— start Data records —

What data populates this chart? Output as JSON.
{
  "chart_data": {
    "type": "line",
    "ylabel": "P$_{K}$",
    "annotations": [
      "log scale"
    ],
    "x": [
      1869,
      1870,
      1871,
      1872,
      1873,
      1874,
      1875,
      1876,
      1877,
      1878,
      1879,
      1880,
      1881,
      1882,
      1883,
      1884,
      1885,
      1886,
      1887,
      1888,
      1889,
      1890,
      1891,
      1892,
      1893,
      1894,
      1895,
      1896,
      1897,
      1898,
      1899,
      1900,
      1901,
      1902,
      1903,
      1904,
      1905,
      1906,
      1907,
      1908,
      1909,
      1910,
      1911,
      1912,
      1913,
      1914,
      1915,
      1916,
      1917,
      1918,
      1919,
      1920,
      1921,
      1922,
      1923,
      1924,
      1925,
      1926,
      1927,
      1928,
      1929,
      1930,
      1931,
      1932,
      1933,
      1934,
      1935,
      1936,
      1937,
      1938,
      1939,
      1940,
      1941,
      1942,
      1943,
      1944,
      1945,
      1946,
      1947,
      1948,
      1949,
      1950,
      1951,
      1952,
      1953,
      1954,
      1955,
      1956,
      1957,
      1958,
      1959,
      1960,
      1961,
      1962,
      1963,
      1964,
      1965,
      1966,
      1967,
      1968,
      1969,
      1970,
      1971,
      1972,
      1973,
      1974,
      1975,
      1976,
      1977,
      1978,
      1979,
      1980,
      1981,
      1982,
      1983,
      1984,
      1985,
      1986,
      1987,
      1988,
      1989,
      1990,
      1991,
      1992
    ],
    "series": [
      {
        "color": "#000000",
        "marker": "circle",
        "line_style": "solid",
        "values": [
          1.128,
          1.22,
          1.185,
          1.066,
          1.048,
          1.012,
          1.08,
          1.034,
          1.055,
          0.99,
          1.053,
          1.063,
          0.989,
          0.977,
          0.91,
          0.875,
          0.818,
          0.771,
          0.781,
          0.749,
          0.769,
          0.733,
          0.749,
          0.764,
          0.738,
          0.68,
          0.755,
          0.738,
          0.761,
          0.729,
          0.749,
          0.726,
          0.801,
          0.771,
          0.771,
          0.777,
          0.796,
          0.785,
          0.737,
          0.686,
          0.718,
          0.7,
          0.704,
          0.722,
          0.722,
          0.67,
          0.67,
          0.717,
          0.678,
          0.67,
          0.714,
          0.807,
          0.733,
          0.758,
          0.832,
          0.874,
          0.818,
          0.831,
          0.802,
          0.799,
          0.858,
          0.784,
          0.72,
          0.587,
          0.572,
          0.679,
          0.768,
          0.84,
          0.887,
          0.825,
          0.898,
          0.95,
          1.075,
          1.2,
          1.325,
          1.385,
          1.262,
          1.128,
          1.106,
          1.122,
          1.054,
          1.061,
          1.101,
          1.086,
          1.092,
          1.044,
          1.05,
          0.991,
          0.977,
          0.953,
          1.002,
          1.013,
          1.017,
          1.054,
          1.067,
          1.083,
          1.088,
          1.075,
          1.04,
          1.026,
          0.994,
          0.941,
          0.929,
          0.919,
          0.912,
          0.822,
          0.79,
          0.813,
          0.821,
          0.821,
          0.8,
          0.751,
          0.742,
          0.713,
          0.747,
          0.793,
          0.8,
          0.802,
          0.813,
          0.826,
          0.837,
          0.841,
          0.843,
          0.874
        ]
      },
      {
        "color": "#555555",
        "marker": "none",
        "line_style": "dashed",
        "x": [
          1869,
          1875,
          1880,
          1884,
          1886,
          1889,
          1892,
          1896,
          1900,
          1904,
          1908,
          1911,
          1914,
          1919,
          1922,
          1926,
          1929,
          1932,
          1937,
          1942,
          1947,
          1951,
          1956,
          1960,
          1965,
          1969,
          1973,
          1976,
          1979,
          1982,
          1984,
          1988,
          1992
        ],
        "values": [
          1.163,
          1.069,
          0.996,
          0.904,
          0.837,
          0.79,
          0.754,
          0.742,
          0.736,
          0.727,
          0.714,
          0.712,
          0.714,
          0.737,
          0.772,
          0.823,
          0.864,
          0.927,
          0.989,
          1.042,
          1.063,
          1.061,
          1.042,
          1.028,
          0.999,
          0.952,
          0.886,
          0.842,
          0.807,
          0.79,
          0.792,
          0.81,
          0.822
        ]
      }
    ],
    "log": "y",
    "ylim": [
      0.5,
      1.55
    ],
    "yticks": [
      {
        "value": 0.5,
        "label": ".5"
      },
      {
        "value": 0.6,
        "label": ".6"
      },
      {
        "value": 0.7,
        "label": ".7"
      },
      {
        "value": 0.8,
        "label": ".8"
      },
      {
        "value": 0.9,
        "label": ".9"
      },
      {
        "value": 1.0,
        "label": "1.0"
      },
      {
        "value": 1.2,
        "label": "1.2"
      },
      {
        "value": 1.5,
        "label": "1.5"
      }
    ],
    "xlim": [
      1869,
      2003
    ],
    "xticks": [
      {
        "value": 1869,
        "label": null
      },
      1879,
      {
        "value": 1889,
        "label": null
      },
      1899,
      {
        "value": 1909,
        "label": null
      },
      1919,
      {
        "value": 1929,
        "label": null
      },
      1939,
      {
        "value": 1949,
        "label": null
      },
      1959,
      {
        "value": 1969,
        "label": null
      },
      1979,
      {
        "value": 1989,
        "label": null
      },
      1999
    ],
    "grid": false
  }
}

— end Data records —
— start Data records —

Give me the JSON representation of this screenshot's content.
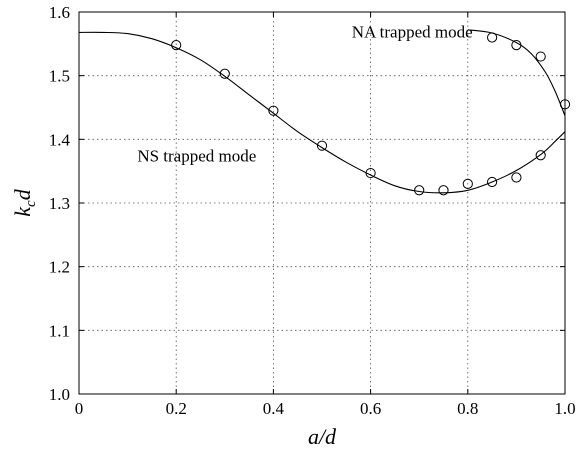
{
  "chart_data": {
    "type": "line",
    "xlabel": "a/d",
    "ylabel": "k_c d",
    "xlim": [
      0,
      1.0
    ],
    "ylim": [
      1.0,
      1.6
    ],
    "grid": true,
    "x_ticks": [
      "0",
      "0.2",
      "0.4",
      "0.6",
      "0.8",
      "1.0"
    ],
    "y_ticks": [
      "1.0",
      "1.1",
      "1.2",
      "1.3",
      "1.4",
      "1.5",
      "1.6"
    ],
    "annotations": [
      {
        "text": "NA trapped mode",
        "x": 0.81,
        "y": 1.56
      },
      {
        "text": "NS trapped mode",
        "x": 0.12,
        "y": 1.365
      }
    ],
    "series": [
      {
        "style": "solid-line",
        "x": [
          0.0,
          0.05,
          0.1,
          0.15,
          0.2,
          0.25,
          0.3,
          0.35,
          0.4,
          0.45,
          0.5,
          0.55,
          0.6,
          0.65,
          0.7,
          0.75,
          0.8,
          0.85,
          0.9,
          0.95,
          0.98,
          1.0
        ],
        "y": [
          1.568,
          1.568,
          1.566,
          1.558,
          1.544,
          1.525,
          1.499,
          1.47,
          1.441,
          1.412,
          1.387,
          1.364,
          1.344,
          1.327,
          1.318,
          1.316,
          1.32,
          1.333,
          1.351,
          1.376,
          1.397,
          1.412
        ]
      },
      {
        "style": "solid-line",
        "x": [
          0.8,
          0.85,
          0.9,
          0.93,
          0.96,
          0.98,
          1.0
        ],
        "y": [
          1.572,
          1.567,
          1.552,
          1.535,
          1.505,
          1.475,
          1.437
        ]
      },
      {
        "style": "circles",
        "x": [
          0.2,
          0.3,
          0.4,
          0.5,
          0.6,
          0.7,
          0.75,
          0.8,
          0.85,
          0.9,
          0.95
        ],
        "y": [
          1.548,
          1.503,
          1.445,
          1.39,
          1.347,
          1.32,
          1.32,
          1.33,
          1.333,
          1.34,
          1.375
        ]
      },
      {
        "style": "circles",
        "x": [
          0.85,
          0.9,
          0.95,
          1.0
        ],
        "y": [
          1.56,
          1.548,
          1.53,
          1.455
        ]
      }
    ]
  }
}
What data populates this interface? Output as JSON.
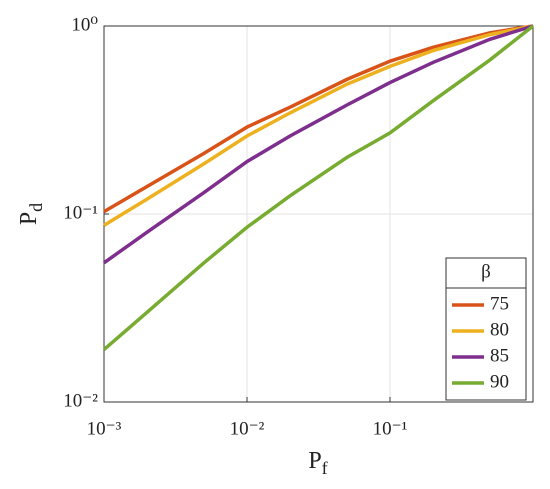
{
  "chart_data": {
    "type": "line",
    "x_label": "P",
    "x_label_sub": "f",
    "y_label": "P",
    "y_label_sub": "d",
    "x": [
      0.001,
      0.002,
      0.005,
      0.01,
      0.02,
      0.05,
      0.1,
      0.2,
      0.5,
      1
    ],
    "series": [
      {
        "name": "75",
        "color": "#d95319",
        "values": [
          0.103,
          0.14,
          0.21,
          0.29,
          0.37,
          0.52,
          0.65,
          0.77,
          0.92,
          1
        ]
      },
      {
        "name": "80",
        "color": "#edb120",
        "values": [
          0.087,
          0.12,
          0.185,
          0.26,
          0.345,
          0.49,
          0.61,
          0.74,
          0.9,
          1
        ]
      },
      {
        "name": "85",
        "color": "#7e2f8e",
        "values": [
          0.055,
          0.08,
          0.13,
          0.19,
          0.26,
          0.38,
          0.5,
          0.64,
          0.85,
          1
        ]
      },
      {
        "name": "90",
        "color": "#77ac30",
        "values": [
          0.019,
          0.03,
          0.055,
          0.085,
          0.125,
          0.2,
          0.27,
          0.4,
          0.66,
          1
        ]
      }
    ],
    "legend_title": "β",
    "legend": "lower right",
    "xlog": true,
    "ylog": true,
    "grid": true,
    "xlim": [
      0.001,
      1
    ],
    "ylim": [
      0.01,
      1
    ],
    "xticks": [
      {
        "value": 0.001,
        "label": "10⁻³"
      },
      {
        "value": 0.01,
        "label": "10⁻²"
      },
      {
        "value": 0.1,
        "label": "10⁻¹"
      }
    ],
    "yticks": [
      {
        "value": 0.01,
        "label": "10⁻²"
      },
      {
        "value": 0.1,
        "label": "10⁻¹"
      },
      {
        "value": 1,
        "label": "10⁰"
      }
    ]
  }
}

— end Data records —

> [Exercise description]:
Scan the material above for the word "color". Copy each line where it occurs.

> [Task result]:
        "color": "#000000",
        "color": "#555555",
        "color": "#d95319",
        "color": "#edb120",
        "color": "#7e2f8e",
        "color": "#77ac30",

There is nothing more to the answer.